-- start Records shown --

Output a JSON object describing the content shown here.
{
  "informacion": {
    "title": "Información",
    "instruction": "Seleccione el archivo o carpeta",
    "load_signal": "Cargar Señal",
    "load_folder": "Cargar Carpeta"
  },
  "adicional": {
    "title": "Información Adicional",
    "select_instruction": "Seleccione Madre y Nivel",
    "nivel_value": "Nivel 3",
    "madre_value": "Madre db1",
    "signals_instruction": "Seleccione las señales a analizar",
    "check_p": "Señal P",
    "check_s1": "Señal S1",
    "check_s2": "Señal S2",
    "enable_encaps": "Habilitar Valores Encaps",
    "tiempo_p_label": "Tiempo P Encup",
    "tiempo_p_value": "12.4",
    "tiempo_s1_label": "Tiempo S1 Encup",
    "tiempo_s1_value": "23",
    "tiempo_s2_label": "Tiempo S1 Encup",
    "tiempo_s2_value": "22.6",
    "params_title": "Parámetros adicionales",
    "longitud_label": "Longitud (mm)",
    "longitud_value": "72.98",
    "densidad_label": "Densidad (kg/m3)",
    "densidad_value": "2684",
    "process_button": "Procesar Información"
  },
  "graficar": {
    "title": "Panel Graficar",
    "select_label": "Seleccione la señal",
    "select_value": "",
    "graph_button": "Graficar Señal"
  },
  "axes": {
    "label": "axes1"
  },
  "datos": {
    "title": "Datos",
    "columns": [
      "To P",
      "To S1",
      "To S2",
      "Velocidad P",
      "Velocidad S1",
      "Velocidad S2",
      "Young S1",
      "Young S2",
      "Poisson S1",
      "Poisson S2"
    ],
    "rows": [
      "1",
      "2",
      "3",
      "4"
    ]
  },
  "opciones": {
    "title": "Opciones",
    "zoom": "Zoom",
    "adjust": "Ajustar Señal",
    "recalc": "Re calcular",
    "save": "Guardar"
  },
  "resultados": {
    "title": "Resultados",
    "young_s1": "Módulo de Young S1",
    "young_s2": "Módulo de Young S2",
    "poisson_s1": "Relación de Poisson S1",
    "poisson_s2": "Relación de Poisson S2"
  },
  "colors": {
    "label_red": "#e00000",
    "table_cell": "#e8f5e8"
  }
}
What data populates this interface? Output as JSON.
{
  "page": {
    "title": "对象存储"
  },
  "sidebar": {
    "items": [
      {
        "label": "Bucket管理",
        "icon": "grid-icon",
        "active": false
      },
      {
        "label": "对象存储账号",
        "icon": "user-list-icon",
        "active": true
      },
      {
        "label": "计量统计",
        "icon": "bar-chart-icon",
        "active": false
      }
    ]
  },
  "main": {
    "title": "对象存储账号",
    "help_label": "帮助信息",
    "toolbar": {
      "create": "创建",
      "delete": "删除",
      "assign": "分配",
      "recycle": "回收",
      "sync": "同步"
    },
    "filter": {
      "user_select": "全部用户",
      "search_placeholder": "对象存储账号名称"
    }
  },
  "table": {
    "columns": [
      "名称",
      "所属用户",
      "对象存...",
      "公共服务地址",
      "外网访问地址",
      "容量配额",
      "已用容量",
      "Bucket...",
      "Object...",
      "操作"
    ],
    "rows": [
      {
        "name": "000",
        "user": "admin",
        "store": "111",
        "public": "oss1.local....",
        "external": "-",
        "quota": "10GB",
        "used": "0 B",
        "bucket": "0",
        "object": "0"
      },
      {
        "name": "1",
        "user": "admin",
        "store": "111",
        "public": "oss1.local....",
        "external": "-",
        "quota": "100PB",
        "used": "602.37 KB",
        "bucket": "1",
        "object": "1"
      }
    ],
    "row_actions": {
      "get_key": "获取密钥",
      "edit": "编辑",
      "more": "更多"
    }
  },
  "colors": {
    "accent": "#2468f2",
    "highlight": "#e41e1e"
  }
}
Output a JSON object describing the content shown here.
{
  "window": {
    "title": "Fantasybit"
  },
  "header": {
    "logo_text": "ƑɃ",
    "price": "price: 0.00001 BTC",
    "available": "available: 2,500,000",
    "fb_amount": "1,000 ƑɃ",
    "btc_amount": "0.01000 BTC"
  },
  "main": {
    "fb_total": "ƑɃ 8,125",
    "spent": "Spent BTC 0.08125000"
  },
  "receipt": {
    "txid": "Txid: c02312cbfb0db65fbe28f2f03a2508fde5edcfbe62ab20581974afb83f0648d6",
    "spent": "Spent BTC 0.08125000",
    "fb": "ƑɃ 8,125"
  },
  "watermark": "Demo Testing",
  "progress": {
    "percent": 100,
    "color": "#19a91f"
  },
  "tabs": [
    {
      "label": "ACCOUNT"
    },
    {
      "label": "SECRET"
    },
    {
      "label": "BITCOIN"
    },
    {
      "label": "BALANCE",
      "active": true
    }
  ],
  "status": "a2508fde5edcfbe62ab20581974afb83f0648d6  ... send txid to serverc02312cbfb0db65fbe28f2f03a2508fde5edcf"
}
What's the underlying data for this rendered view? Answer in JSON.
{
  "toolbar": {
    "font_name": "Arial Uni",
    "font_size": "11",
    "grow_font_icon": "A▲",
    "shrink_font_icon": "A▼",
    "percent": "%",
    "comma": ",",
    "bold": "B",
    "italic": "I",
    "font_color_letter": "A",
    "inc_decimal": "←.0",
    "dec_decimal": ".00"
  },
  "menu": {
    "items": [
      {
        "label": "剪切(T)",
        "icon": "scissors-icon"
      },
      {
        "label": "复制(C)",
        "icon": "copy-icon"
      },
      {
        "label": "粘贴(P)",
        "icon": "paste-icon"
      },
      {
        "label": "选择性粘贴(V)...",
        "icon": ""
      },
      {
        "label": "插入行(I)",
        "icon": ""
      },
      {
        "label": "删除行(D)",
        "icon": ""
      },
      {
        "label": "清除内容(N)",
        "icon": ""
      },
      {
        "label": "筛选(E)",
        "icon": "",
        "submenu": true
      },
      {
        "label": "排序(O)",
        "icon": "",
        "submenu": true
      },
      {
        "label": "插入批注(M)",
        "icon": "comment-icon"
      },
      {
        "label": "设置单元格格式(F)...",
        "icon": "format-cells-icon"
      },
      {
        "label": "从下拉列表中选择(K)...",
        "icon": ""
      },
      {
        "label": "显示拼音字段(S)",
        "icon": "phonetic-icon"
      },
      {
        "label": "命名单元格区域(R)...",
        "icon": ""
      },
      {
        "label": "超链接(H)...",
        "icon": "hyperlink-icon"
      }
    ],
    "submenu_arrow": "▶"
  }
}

-- end Records shown --

Problem to work on:
Output the lines above verbatim and in full.

Solved exercise:
Output a JSON object describing the content shown here.
{
  "informacion": {
    "title": "Información",
    "instruction": "Seleccione el archivo o carpeta",
    "load_signal": "Cargar Señal",
    "load_folder": "Cargar Carpeta"
  },
  "adicional": {
    "title": "Información Adicional",
    "select_instruction": "Seleccione Madre y Nivel",
    "nivel_value": "Nivel 3",
    "madre_value": "Madre db1",
    "signals_instruction": "Seleccione las señales a analizar",
    "check_p": "Señal P",
    "check_s1": "Señal S1",
    "check_s2": "Señal S2",
    "enable_encaps": "Habilitar Valores Encaps",
    "tiempo_p_label": "Tiempo P Encup",
    "tiempo_p_value": "12.4",
    "tiempo_s1_label": "Tiempo S1 Encup",
    "tiempo_s1_value": "23",
    "tiempo_s2_label": "Tiempo S1 Encup",
    "tiempo_s2_value": "22.6",
    "params_title": "Parámetros adicionales",
    "longitud_label": "Longitud (mm)",
    "longitud_value": "72.98",
    "densidad_label": "Densidad (kg/m3)",
    "densidad_value": "2684",
    "process_button": "Procesar Información"
  },
  "graficar": {
    "title": "Panel Graficar",
    "select_label": "Seleccione la señal",
    "select_value": "",
    "graph_button": "Graficar Señal"
  },
  "axes": {
    "label": "axes1"
  },
  "datos": {
    "title": "Datos",
    "columns": [
      "To P",
      "To S1",
      "To S2",
      "Velocidad P",
      "Velocidad S1",
      "Velocidad S2",
      "Young S1",
      "Young S2",
      "Poisson S1",
      "Poisson S2"
    ],
    "rows": [
      "1",
      "2",
      "3",
      "4"
    ]
  },
  "opciones": {
    "title": "Opciones",
    "zoom": "Zoom",
    "adjust": "Ajustar Señal",
    "recalc": "Re calcular",
    "save": "Guardar"
  },
  "resultados": {
    "title": "Resultados",
    "young_s1": "Módulo de Young S1",
    "young_s2": "Módulo de Young S2",
    "poisson_s1": "Relación de Poisson S1",
    "poisson_s2": "Relación de Poisson S2"
  },
  "colors": {
    "label_red": "#e00000",
    "table_cell": "#e8f5e8"
  }
}
What data populates this interface? Output as JSON.
{
  "page": {
    "title": "对象存储"
  },
  "sidebar": {
    "items": [
      {
        "label": "Bucket管理",
        "icon": "grid-icon",
        "active": false
      },
      {
        "label": "对象存储账号",
        "icon": "user-list-icon",
        "active": true
      },
      {
        "label": "计量统计",
        "icon": "bar-chart-icon",
        "active": false
      }
    ]
  },
  "main": {
    "title": "对象存储账号",
    "help_label": "帮助信息",
    "toolbar": {
      "create": "创建",
      "delete": "删除",
      "assign": "分配",
      "recycle": "回收",
      "sync": "同步"
    },
    "filter": {
      "user_select": "全部用户",
      "search_placeholder": "对象存储账号名称"
    }
  },
  "table": {
    "columns": [
      "名称",
      "所属用户",
      "对象存...",
      "公共服务地址",
      "外网访问地址",
      "容量配额",
      "已用容量",
      "Bucket...",
      "Object...",
      "操作"
    ],
    "rows": [
      {
        "name": "000",
        "user": "admin",
        "store": "111",
        "public": "oss1.local....",
        "external": "-",
        "quota": "10GB",
        "used": "0 B",
        "bucket": "0",
        "object": "0"
      },
      {
        "name": "1",
        "user": "admin",
        "store": "111",
        "public": "oss1.local....",
        "external": "-",
        "quota": "100PB",
        "used": "602.37 KB",
        "bucket": "1",
        "object": "1"
      }
    ],
    "row_actions": {
      "get_key": "获取密钥",
      "edit": "编辑",
      "more": "更多"
    }
  },
  "colors": {
    "accent": "#2468f2",
    "highlight": "#e41e1e"
  }
}
Output a JSON object describing the content shown here.
{
  "window": {
    "title": "Fantasybit"
  },
  "header": {
    "logo_text": "ƑɃ",
    "price": "price: 0.00001 BTC",
    "available": "available: 2,500,000",
    "fb_amount": "1,000 ƑɃ",
    "btc_amount": "0.01000 BTC"
  },
  "main": {
    "fb_total": "ƑɃ 8,125",
    "spent": "Spent BTC 0.08125000"
  },
  "receipt": {
    "txid": "Txid: c02312cbfb0db65fbe28f2f03a2508fde5edcfbe62ab20581974afb83f0648d6",
    "spent": "Spent BTC 0.08125000",
    "fb": "ƑɃ 8,125"
  },
  "watermark": "Demo Testing",
  "progress": {
    "percent": 100,
    "color": "#19a91f"
  },
  "tabs": [
    {
      "label": "ACCOUNT"
    },
    {
      "label": "SECRET"
    },
    {
      "label": "BITCOIN"
    },
    {
      "label": "BALANCE",
      "active": true
    }
  ],
  "status": "a2508fde5edcfbe62ab20581974afb83f0648d6  ... send txid to serverc02312cbfb0db65fbe28f2f03a2508fde5edcf"
}
What's the underlying data for this rendered view? Answer in JSON.
{
  "toolbar": {
    "font_name": "Arial Uni",
    "font_size": "11",
    "grow_font_icon": "A▲",
    "shrink_font_icon": "A▼",
    "percent": "%",
    "comma": ",",
    "bold": "B",
    "italic": "I",
    "font_color_letter": "A",
    "inc_decimal": "←.0",
    "dec_decimal": ".00"
  },
  "menu": {
    "items": [
      {
        "label": "剪切(T)",
        "icon": "scissors-icon"
      },
      {
        "label": "复制(C)",
        "icon": "copy-icon"
      },
      {
        "label": "粘贴(P)",
        "icon": "paste-icon"
      },
      {
        "label": "选择性粘贴(V)...",
        "icon": ""
      },
      {
        "label": "插入行(I)",
        "icon": ""
      },
      {
        "label": "删除行(D)",
        "icon": ""
      },
      {
        "label": "清除内容(N)",
        "icon": ""
      },
      {
        "label": "筛选(E)",
        "icon": "",
        "submenu": true
      },
      {
        "label": "排序(O)",
        "icon": "",
        "submenu": true
      },
      {
        "label": "插入批注(M)",
        "icon": "comment-icon"
      },
      {
        "label": "设置单元格格式(F)...",
        "icon": "format-cells-icon"
      },
      {
        "label": "从下拉列表中选择(K)...",
        "icon": ""
      },
      {
        "label": "显示拼音字段(S)",
        "icon": "phonetic-icon"
      },
      {
        "label": "命名单元格区域(R)...",
        "icon": ""
      },
      {
        "label": "超链接(H)...",
        "icon": "hyperlink-icon"
      }
    ],
    "submenu_arrow": "▶"
  }
}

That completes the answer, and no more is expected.